Task instructions:
Identify the lines bearing the string "below" and gather them.

□ □ □ □ □

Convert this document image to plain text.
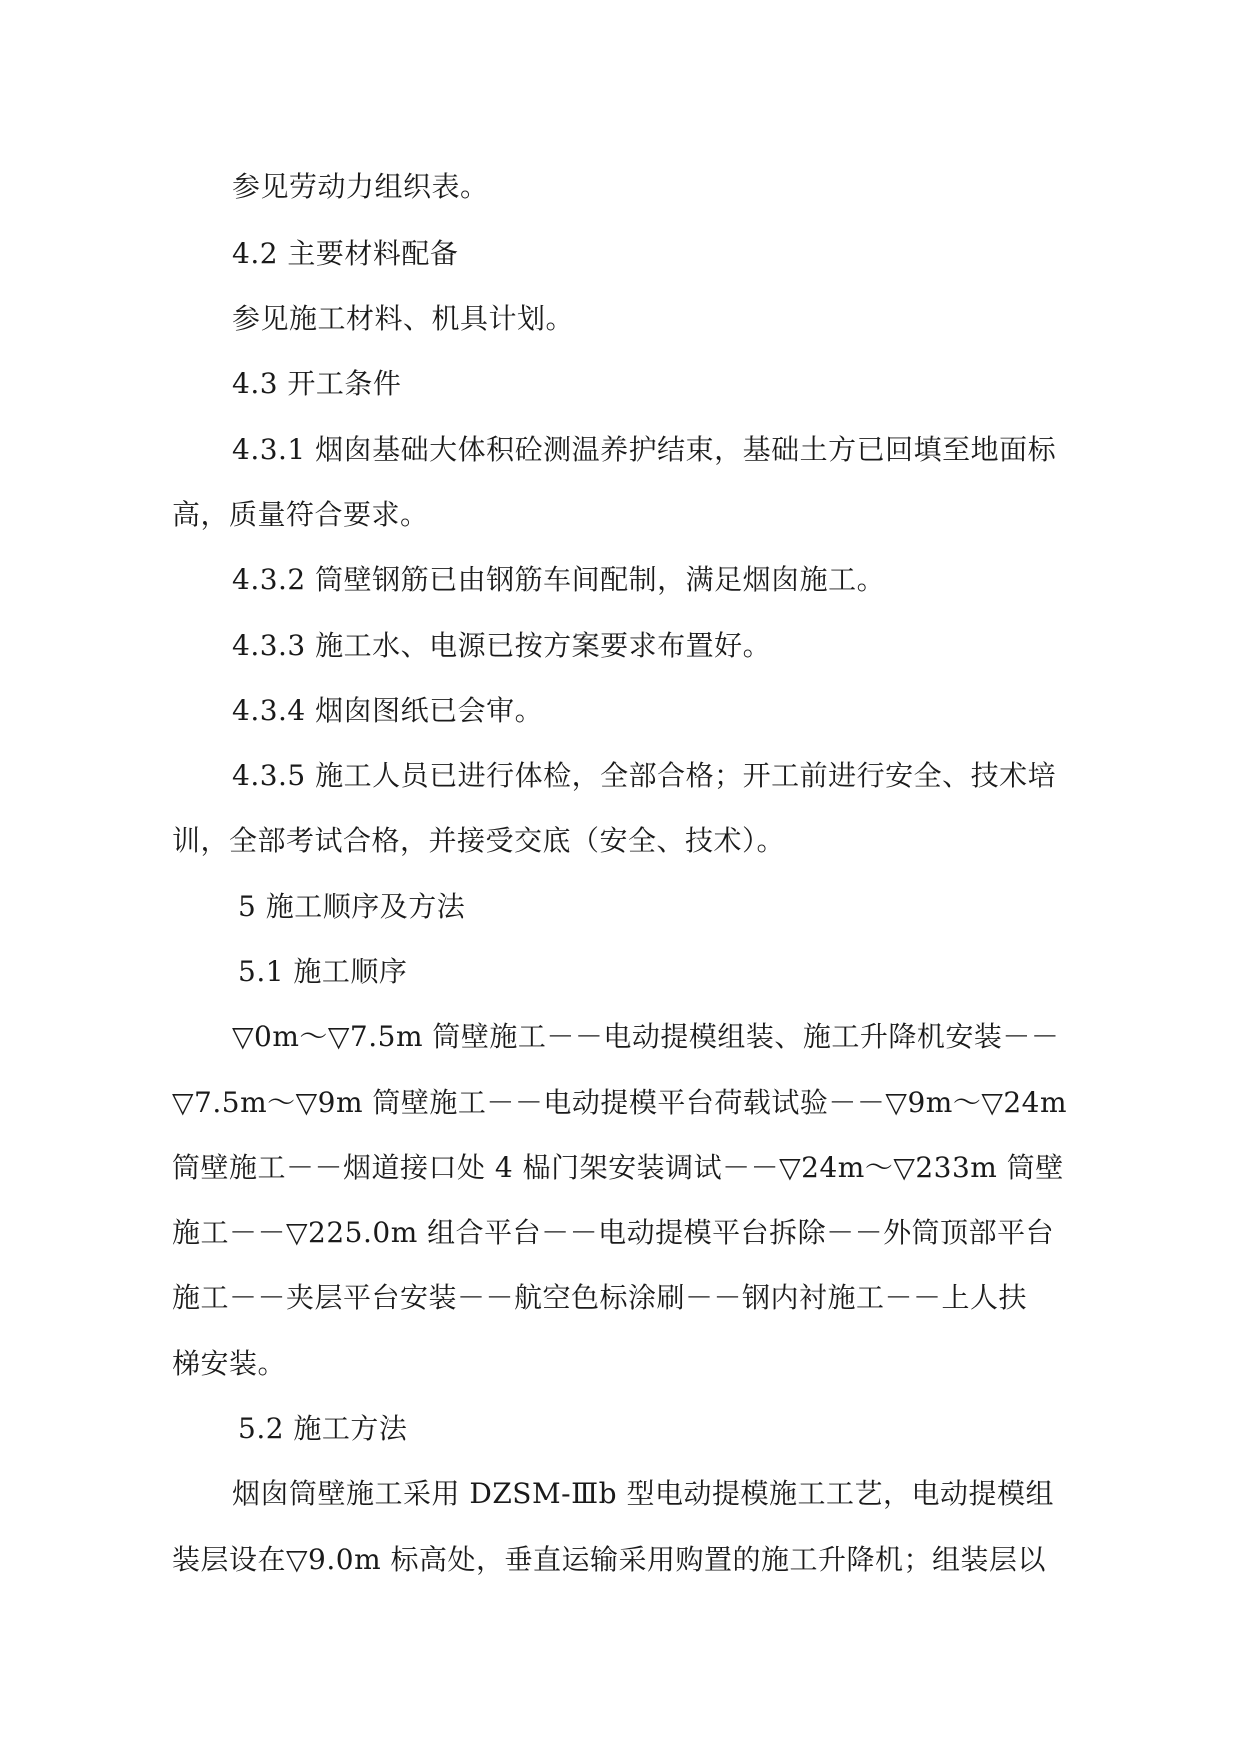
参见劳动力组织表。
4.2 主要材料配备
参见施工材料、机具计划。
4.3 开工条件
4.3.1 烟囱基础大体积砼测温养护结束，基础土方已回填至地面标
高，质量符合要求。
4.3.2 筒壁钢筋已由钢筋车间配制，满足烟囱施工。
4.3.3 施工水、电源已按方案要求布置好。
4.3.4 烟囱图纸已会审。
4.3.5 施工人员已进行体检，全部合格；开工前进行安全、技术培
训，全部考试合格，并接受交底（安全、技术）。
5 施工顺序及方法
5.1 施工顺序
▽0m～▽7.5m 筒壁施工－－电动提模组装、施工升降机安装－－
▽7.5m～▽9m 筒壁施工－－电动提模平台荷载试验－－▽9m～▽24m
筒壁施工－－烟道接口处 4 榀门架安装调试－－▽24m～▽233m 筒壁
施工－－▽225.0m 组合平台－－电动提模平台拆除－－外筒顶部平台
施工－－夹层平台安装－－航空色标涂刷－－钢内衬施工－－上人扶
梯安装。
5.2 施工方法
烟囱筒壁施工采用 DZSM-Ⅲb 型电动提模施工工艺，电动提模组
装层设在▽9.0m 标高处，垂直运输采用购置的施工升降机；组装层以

□ □ □ □ □

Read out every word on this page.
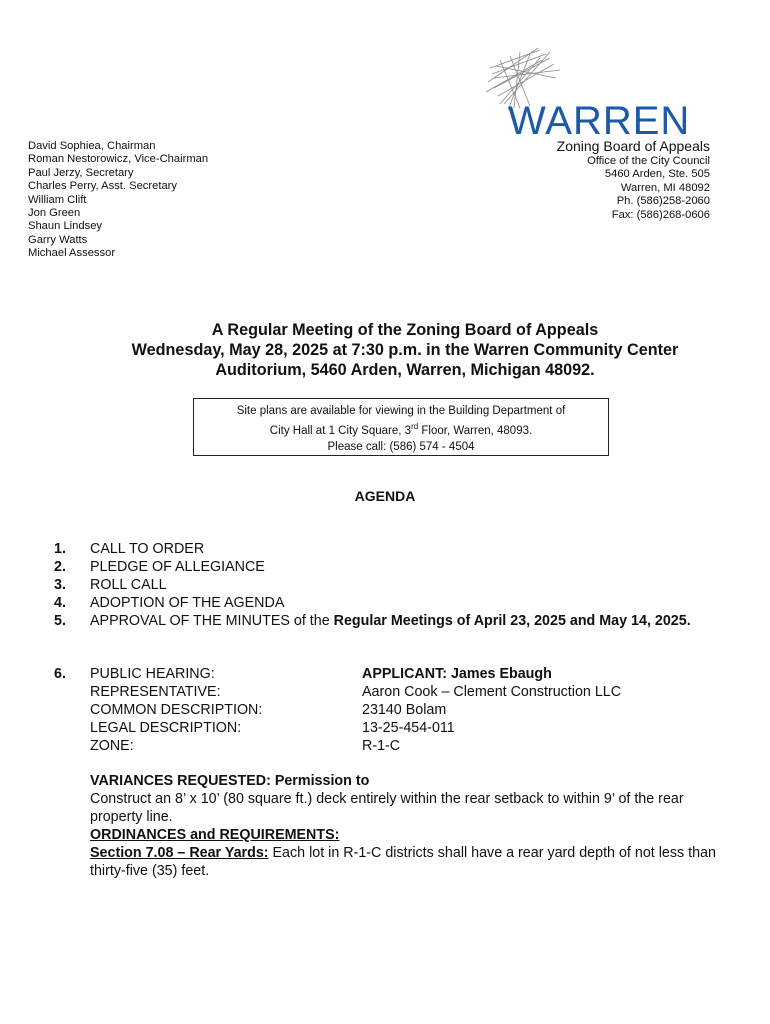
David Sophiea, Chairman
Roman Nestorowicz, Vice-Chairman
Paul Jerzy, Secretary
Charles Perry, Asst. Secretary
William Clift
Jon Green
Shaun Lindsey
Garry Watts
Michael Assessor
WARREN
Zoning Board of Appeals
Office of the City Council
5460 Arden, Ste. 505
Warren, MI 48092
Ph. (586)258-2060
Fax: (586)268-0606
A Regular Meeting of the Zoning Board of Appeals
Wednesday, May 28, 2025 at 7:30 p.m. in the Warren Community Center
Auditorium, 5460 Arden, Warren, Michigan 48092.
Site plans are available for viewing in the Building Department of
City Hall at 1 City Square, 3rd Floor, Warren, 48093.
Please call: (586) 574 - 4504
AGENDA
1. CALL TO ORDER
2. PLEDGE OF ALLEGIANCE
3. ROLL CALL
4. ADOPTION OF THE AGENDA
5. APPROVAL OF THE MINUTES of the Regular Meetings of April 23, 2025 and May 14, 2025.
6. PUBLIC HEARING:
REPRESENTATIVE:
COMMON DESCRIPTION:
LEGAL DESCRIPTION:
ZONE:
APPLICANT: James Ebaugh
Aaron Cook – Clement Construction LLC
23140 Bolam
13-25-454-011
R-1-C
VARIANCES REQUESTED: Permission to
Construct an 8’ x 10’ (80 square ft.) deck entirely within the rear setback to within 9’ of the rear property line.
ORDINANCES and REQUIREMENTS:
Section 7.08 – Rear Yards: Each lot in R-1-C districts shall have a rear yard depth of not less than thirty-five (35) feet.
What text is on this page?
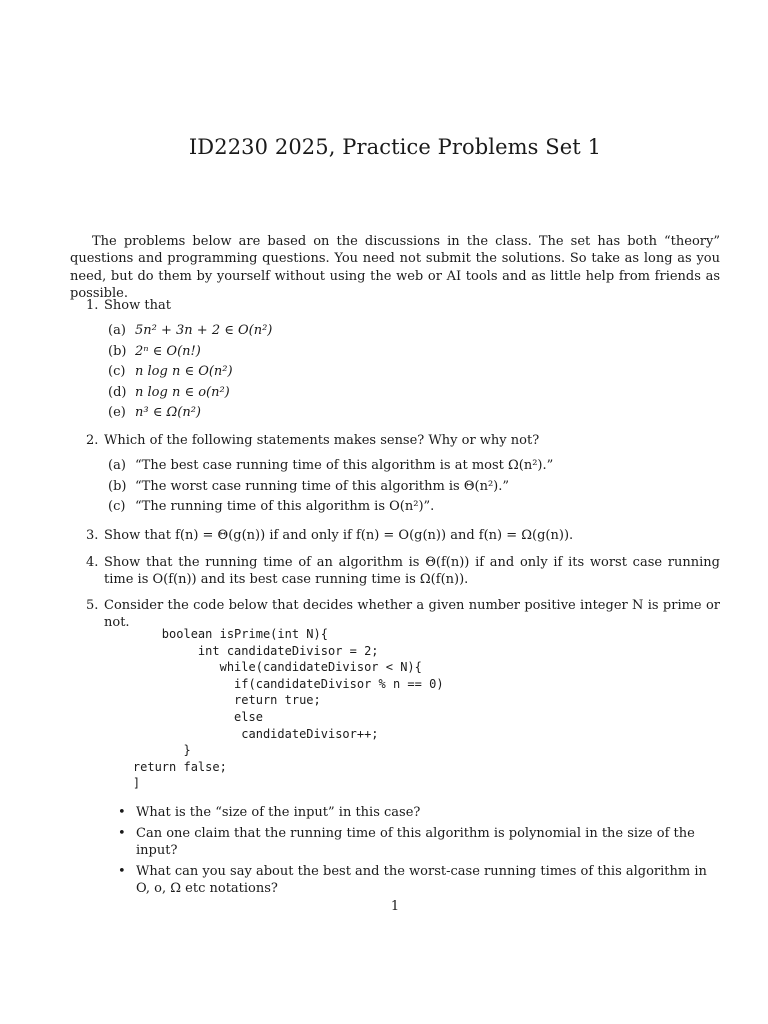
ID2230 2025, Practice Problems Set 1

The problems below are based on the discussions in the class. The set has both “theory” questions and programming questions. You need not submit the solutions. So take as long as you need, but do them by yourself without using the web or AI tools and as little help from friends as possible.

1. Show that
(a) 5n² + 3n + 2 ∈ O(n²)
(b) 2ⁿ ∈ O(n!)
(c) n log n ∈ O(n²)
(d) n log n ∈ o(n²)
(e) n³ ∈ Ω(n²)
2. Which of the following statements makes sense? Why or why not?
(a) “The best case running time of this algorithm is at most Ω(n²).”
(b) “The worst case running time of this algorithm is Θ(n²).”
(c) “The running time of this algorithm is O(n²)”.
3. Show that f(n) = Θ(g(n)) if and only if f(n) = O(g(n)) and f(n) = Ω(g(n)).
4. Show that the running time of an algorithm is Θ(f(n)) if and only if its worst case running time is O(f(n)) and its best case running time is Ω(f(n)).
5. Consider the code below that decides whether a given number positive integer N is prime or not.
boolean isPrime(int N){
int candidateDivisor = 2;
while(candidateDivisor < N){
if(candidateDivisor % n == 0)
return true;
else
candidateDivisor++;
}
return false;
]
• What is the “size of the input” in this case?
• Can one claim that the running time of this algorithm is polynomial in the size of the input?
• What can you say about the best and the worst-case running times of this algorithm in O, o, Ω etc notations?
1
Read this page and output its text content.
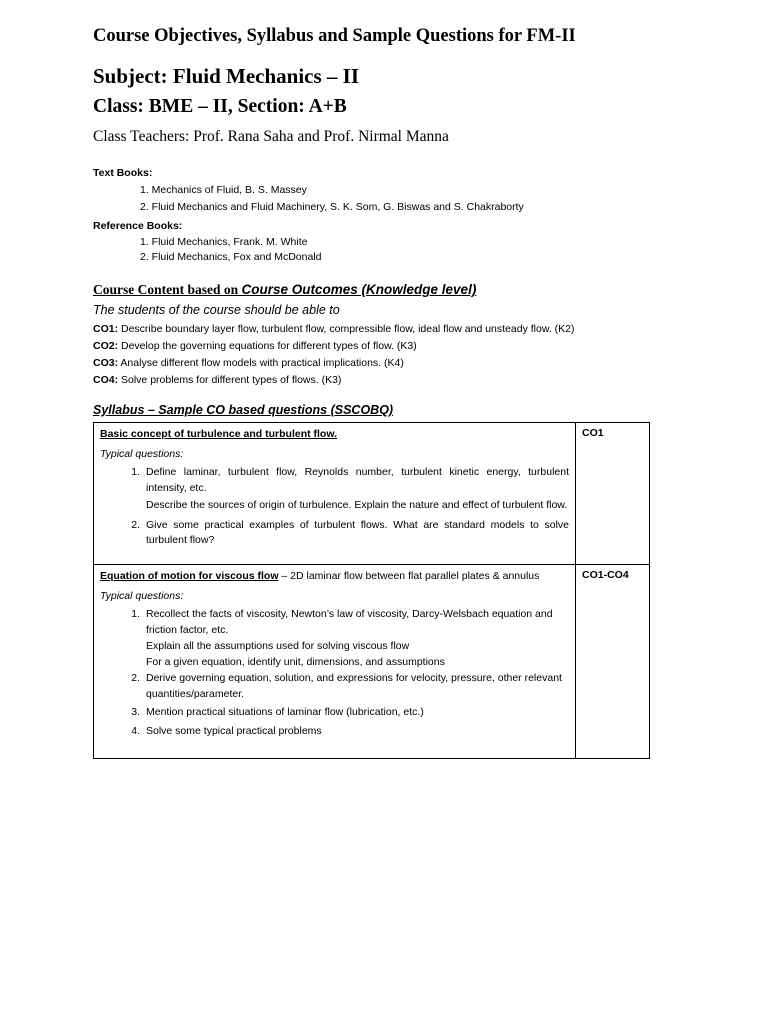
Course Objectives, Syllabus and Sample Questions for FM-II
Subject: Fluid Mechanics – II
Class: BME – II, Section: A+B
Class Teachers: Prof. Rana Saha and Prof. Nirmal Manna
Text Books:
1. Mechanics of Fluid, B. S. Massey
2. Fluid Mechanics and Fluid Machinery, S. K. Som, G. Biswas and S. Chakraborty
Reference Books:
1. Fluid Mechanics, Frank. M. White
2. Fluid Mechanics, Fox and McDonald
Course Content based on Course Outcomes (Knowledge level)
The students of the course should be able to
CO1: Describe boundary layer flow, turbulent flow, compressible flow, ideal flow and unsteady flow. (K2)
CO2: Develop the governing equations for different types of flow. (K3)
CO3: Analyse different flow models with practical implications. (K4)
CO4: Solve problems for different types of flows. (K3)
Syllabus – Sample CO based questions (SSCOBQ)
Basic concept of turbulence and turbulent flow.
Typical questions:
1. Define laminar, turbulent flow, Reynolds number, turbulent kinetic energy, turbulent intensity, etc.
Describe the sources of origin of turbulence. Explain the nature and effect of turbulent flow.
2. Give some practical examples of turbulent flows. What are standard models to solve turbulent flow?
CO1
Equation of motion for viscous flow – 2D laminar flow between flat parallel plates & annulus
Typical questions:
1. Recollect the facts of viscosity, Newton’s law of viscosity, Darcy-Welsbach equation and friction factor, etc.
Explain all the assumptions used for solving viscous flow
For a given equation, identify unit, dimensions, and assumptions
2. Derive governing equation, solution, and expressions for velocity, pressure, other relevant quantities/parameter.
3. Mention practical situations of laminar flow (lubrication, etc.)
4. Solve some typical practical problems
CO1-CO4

□ □ □ □ □

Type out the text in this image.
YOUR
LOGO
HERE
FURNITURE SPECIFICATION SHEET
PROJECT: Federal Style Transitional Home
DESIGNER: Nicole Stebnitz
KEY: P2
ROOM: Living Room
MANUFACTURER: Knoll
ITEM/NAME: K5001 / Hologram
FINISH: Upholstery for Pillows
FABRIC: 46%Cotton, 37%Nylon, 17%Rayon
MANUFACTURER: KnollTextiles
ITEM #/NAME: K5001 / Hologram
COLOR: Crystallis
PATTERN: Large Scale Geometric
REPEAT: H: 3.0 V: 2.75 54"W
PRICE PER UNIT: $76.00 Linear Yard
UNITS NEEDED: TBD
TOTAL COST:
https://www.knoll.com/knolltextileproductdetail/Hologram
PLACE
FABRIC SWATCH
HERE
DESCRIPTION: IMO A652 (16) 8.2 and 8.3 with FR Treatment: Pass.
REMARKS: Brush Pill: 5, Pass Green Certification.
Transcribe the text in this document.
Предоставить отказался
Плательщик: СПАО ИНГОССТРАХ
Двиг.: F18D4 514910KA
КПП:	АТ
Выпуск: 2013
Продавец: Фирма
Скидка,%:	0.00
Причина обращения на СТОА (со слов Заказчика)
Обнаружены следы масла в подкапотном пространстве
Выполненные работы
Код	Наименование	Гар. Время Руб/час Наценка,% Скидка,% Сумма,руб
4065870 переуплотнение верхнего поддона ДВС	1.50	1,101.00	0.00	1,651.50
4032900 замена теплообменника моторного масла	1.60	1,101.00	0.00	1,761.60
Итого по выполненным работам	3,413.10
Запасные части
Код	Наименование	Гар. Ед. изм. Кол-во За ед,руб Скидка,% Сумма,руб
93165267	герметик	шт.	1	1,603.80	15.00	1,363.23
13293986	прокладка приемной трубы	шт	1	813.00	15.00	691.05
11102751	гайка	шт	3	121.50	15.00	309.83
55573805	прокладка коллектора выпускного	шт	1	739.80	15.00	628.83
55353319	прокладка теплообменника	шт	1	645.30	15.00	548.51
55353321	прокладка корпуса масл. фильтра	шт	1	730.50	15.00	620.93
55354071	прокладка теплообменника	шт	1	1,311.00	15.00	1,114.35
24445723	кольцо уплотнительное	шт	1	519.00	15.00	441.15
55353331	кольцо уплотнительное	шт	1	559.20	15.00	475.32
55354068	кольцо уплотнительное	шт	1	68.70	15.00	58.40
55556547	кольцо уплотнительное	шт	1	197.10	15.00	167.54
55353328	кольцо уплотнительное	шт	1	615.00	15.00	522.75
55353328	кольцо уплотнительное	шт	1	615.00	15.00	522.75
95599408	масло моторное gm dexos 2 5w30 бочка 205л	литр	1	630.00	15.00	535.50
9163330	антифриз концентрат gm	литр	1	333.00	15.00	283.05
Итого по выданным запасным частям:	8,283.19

□ □ □ □ □

Task answer:
The problems below are based on the discussions in the class. The set has both “theory” questions and programming questions. You need not submit the solutions. So take as long as you need, but do them by yourself without using the web or AI tools and as little help from friends as possible.
5. Consider the code below that decides whether a given number positive integer N is prime or not.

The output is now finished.